*INSTRUCTION A:*
Please duplicate every one of the records that follow the book review below, keeping each line unchanged.

*EXCERPT TO READ:*
_ _ _ _ _ _ _

Tuesday, January 4, 2022

As Summer's Mask Slips and other Disruptions - Gordon B. White (2020)

Full disclosure: I have known Gordon White for about 18 years. We met in our dorm and shared many friends and acquaintances. Towards the end of our time, I heard he was pretty serious about his writing, but I had no occasion to peruse his work. Then, about six years ago, I think, he invited me to be part of his friend's writing workshop, which was conducted online via Google Hangouts. I wrote a long 2-part story about my experiences in city government that I will probably never unearth again. I was trying to find old edits from that workshop on files saved from old computers, but I cannot at the moment. However, I am relatively sure that I saw early versions of two, or maybe three stories in this volume. Those are: the story that opens the collection, "Hair Shirt Drag;" the title story; and "Birds of Passage." (Note that I am only positive on the middle one.) 

A note on genre: if anything, this review should be an exploration of the divide between so-called "speculative fiction" and so-called "literary fiction." Because I almost never read "speculative fiction." When I entered the writing workshop, I thought I might try my hand at one story in that genre, but I couldn't. Certainly, there are many inexplicable things that happen in the world that inspire awe and possibility; however, as I've gotten older and more cynical, I am less apt to believe in things such as aliens, to say nothing of witches, vampires and ghosts*. There are no aliens here; this is not science fiction. These are horror stories, but some of them are not supposed to be scary at all, but rather, wide-eyed at the mysteries of the unseen world. 

This is put to greatest effect in the story that closes the collection, which I have to believe most people think is the best, "Birds of Passage." The story is a memory of an overnight camping trip a 10-year-old boy takes with his father, canoeing through a stream of shifting features, ending up in a sort of otherworldly place that is completely silent and subsumed totally by nature, without a shred of humanity in view. Something happens over the course of the night that changes the way both feel about the world (though it seems as though the father is not very surprised, and has experienced something similar in his past, camping in the same spot with an old friend). The story is written as a remembrance, after the father has recently passed away, and it is hard to see this as anything but an elegy. It's extremely powerful. The problem I have with "speculative fiction" is the unbelievability factor, but this piece has to be autobiographical, to one degree or another.  It's written with such a convincing sense of reality, portraying the way strange alien things can only be glimpsed for a moment, obscured by a veiling effect to dissemble the truth that there is more to the world than it seems. It is also a heartwarming story of bonding with one's father. I believe it won an award or two, and it is, if anything, the real beginning of his career as a serious writer of fiction.

_ _ _ _ _ _ _

*SUPPLIED RECORDS:*

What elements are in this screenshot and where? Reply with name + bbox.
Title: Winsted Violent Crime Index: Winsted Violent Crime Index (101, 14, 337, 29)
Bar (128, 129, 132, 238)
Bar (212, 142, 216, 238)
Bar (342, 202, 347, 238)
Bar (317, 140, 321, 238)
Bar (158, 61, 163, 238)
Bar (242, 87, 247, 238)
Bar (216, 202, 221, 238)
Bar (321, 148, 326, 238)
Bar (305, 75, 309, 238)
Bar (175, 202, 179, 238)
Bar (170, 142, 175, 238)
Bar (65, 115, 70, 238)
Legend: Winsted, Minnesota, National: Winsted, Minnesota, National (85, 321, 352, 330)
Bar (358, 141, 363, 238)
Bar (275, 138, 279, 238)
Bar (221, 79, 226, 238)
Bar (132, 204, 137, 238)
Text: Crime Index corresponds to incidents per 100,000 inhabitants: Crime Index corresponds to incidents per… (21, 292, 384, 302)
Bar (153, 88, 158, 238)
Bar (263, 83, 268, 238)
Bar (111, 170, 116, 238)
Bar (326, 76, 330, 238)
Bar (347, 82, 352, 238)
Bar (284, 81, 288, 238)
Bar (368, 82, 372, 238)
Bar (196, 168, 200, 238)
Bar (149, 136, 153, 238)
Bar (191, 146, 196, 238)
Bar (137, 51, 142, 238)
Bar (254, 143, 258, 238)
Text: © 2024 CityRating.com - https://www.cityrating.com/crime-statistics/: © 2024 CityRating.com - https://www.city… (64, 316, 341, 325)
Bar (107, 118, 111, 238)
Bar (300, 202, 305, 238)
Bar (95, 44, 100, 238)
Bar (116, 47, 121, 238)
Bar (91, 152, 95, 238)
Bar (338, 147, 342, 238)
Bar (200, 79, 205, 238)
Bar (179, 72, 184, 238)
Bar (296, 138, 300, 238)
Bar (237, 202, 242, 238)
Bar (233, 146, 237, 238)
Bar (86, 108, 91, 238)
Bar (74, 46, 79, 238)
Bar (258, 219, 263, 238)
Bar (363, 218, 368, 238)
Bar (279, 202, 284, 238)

_ _ _ _ _ _ _

*INSTRUCTION B:*
According to the book review, how long has the reviewer known Gordon White?

*WRITTEN RESPONSE A:*
What elements are in this screenshot and where? Reply with name + bbox.
Title: Winsted Violent Crime Index: Winsted Violent Crime Index (101, 14, 337, 29)
Bar (128, 129, 132, 238)
Bar (212, 142, 216, 238)
Bar (342, 202, 347, 238)
Bar (317, 140, 321, 238)
Bar (158, 61, 163, 238)
Bar (242, 87, 247, 238)
Bar (216, 202, 221, 238)
Bar (321, 148, 326, 238)
Bar (305, 75, 309, 238)
Bar (175, 202, 179, 238)
Bar (170, 142, 175, 238)
Bar (65, 115, 70, 238)
Legend: Winsted, Minnesota, National: Winsted, Minnesota, National (85, 321, 352, 330)
Bar (358, 141, 363, 238)
Bar (275, 138, 279, 238)
Bar (221, 79, 226, 238)
Bar (132, 204, 137, 238)
Text: Crime Index corresponds to incidents per 100,000 inhabitants: Crime Index corresponds to incidents per… (21, 292, 384, 302)
Bar (153, 88, 158, 238)
Bar (263, 83, 268, 238)
Bar (111, 170, 116, 238)
Bar (326, 76, 330, 238)
Bar (347, 82, 352, 238)
Bar (284, 81, 288, 238)
Bar (368, 82, 372, 238)
Bar (196, 168, 200, 238)
Bar (149, 136, 153, 238)
Bar (191, 146, 196, 238)
Bar (137, 51, 142, 238)
Bar (254, 143, 258, 238)
Text: © 2024 CityRating.com - https://www.cityrating.com/crime-statistics/: © 2024 CityRating.com - https://www.city… (64, 316, 341, 325)
Bar (107, 118, 111, 238)
Bar (300, 202, 305, 238)
Bar (95, 44, 100, 238)
Bar (116, 47, 121, 238)
Bar (91, 152, 95, 238)
Bar (338, 147, 342, 238)
Bar (200, 79, 205, 238)
Bar (179, 72, 184, 238)
Bar (296, 138, 300, 238)
Bar (237, 202, 242, 238)
Bar (233, 146, 237, 238)
Bar (86, 108, 91, 238)
Bar (74, 46, 79, 238)
Bar (258, 219, 263, 238)
Bar (363, 218, 368, 238)
Bar (279, 202, 284, 238)

*WRITTEN RESPONSE B:*
About 18 years.